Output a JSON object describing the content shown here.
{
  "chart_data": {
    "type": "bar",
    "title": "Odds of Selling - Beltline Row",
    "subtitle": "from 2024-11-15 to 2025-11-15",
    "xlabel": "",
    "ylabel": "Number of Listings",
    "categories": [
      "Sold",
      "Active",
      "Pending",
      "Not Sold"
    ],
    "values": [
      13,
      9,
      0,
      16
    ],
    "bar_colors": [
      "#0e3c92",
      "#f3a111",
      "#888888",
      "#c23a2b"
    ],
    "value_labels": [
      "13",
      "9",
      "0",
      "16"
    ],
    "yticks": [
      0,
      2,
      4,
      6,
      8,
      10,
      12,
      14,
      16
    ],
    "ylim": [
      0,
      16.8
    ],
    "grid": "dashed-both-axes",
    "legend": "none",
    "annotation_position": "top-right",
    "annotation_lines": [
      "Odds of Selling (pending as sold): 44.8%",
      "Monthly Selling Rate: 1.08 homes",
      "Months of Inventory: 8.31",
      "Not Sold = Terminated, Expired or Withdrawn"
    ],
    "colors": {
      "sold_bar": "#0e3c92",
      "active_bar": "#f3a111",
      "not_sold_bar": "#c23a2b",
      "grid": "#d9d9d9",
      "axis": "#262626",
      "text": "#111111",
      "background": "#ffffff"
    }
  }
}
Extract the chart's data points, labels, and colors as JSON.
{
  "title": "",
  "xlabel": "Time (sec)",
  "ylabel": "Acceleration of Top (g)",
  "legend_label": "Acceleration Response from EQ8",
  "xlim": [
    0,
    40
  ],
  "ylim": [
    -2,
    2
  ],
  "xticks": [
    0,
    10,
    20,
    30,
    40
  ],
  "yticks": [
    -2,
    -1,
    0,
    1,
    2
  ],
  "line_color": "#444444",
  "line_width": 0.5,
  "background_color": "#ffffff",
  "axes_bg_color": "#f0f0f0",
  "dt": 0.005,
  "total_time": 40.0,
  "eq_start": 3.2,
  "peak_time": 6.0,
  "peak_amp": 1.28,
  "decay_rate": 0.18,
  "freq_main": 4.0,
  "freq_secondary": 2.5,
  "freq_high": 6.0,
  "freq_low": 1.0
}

******

From the first line to the last, please quote the material above exactly.

The completed task
Output a JSON object describing the content shown here.
{
  "chart_data": {
    "type": "bar",
    "title": "Odds of Selling - Beltline Row",
    "subtitle": "from 2024-11-15 to 2025-11-15",
    "xlabel": "",
    "ylabel": "Number of Listings",
    "categories": [
      "Sold",
      "Active",
      "Pending",
      "Not Sold"
    ],
    "values": [
      13,
      9,
      0,
      16
    ],
    "bar_colors": [
      "#0e3c92",
      "#f3a111",
      "#888888",
      "#c23a2b"
    ],
    "value_labels": [
      "13",
      "9",
      "0",
      "16"
    ],
    "yticks": [
      0,
      2,
      4,
      6,
      8,
      10,
      12,
      14,
      16
    ],
    "ylim": [
      0,
      16.8
    ],
    "grid": "dashed-both-axes",
    "legend": "none",
    "annotation_position": "top-right",
    "annotation_lines": [
      "Odds of Selling (pending as sold): 44.8%",
      "Monthly Selling Rate: 1.08 homes",
      "Months of Inventory: 8.31",
      "Not Sold = Terminated, Expired or Withdrawn"
    ],
    "colors": {
      "sold_bar": "#0e3c92",
      "active_bar": "#f3a111",
      "not_sold_bar": "#c23a2b",
      "grid": "#d9d9d9",
      "axis": "#262626",
      "text": "#111111",
      "background": "#ffffff"
    }
  }
}
Extract the chart's data points, labels, and colors as JSON.
{
  "title": "",
  "xlabel": "Time (sec)",
  "ylabel": "Acceleration of Top (g)",
  "legend_label": "Acceleration Response from EQ8",
  "xlim": [
    0,
    40
  ],
  "ylim": [
    -2,
    2
  ],
  "xticks": [
    0,
    10,
    20,
    30,
    40
  ],
  "yticks": [
    -2,
    -1,
    0,
    1,
    2
  ],
  "line_color": "#444444",
  "line_width": 0.5,
  "background_color": "#ffffff",
  "axes_bg_color": "#f0f0f0",
  "dt": 0.005,
  "total_time": 40.0,
  "eq_start": 3.2,
  "peak_time": 6.0,
  "peak_amp": 1.28,
  "decay_rate": 0.18,
  "freq_main": 4.0,
  "freq_secondary": 2.5,
  "freq_high": 6.0,
  "freq_low": 1.0
}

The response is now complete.